• DESCRIPTION OF THE TASK
Repeat each line exactly, leaving nothing out.
--- DATA EXTRACT ---
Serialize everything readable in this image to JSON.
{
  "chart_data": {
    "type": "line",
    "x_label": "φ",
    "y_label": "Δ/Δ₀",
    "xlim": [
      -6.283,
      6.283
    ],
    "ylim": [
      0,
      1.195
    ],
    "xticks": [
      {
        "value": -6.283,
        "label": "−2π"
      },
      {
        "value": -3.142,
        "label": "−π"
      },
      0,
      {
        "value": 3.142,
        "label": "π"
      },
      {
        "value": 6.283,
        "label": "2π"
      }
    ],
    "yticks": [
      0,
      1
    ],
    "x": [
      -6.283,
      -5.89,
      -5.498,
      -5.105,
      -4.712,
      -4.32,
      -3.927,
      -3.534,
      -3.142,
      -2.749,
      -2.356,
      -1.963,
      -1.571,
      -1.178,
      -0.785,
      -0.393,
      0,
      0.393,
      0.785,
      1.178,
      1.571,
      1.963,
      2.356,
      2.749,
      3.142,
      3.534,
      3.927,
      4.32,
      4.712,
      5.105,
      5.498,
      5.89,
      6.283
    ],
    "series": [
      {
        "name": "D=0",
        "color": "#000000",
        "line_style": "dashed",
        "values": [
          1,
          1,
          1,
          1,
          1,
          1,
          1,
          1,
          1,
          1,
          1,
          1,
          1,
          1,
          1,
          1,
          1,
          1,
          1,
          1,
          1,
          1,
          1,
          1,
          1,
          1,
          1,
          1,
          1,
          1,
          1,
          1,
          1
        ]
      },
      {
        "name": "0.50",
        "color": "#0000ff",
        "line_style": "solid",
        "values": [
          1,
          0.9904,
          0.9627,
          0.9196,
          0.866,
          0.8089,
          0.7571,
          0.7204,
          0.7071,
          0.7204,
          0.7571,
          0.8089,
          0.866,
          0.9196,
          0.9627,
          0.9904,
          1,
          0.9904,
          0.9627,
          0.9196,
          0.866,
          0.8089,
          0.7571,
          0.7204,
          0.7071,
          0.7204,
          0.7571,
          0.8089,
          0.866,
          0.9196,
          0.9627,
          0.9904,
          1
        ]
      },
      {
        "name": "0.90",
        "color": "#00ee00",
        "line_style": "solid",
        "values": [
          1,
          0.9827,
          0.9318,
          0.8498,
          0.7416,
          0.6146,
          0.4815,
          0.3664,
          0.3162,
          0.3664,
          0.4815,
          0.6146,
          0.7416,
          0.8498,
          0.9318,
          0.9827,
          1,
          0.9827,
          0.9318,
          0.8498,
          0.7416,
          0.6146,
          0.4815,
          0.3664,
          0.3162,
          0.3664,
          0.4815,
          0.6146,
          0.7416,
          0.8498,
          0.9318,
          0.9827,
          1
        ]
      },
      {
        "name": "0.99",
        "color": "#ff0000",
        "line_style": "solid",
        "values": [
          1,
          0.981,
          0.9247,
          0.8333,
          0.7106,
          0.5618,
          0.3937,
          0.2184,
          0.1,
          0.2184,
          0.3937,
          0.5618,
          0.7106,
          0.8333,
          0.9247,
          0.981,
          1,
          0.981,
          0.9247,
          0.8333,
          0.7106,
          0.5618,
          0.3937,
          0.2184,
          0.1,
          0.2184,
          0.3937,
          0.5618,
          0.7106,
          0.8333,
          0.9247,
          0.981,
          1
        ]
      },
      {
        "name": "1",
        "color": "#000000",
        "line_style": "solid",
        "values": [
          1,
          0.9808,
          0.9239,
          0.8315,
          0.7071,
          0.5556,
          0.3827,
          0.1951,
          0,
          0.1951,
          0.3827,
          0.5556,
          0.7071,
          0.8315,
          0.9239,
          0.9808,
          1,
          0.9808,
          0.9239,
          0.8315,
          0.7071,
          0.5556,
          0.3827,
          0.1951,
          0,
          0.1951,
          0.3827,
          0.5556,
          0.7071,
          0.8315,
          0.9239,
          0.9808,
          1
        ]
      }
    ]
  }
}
---
• TASK ANSWER
Serialize everything readable in this image to JSON.
{
  "chart_data": {
    "type": "line",
    "x_label": "φ",
    "y_label": "Δ/Δ₀",
    "xlim": [
      -6.283,
      6.283
    ],
    "ylim": [
      0,
      1.195
    ],
    "xticks": [
      {
        "value": -6.283,
        "label": "−2π"
      },
      {
        "value": -3.142,
        "label": "−π"
      },
      0,
      {
        "value": 3.142,
        "label": "π"
      },
      {
        "value": 6.283,
        "label": "2π"
      }
    ],
    "yticks": [
      0,
      1
    ],
    "x": [
      -6.283,
      -5.89,
      -5.498,
      -5.105,
      -4.712,
      -4.32,
      -3.927,
      -3.534,
      -3.142,
      -2.749,
      -2.356,
      -1.963,
      -1.571,
      -1.178,
      -0.785,
      -0.393,
      0,
      0.393,
      0.785,
      1.178,
      1.571,
      1.963,
      2.356,
      2.749,
      3.142,
      3.534,
      3.927,
      4.32,
      4.712,
      5.105,
      5.498,
      5.89,
      6.283
    ],
    "series": [
      {
        "name": "D=0",
        "color": "#000000",
        "line_style": "dashed",
        "values": [
          1,
          1,
          1,
          1,
          1,
          1,
          1,
          1,
          1,
          1,
          1,
          1,
          1,
          1,
          1,
          1,
          1,
          1,
          1,
          1,
          1,
          1,
          1,
          1,
          1,
          1,
          1,
          1,
          1,
          1,
          1,
          1,
          1
        ]
      },
      {
        "name": "0.50",
        "color": "#0000ff",
        "line_style": "solid",
        "values": [
          1,
          0.9904,
          0.9627,
          0.9196,
          0.866,
          0.8089,
          0.7571,
          0.7204,
          0.7071,
          0.7204,
          0.7571,
          0.8089,
          0.866,
          0.9196,
          0.9627,
          0.9904,
          1,
          0.9904,
          0.9627,
          0.9196,
          0.866,
          0.8089,
          0.7571,
          0.7204,
          0.7071,
          0.7204,
          0.7571,
          0.8089,
          0.866,
          0.9196,
          0.9627,
          0.9904,
          1
        ]
      },
      {
        "name": "0.90",
        "color": "#00ee00",
        "line_style": "solid",
        "values": [
          1,
          0.9827,
          0.9318,
          0.8498,
          0.7416,
          0.6146,
          0.4815,
          0.3664,
          0.3162,
          0.3664,
          0.4815,
          0.6146,
          0.7416,
          0.8498,
          0.9318,
          0.9827,
          1,
          0.9827,
          0.9318,
          0.8498,
          0.7416,
          0.6146,
          0.4815,
          0.3664,
          0.3162,
          0.3664,
          0.4815,
          0.6146,
          0.7416,
          0.8498,
          0.9318,
          0.9827,
          1
        ]
      },
      {
        "name": "0.99",
        "color": "#ff0000",
        "line_style": "solid",
        "values": [
          1,
          0.981,
          0.9247,
          0.8333,
          0.7106,
          0.5618,
          0.3937,
          0.2184,
          0.1,
          0.2184,
          0.3937,
          0.5618,
          0.7106,
          0.8333,
          0.9247,
          0.981,
          1,
          0.981,
          0.9247,
          0.8333,
          0.7106,
          0.5618,
          0.3937,
          0.2184,
          0.1,
          0.2184,
          0.3937,
          0.5618,
          0.7106,
          0.8333,
          0.9247,
          0.981,
          1
        ]
      },
      {
        "name": "1",
        "color": "#000000",
        "line_style": "solid",
        "values": [
          1,
          0.9808,
          0.9239,
          0.8315,
          0.7071,
          0.5556,
          0.3827,
          0.1951,
          0,
          0.1951,
          0.3827,
          0.5556,
          0.7071,
          0.8315,
          0.9239,
          0.9808,
          1,
          0.9808,
          0.9239,
          0.8315,
          0.7071,
          0.5556,
          0.3827,
          0.1951,
          0,
          0.1951,
          0.3827,
          0.5556,
          0.7071,
          0.8315,
          0.9239,
          0.9808,
          1
        ]
      }
    ]
  }
}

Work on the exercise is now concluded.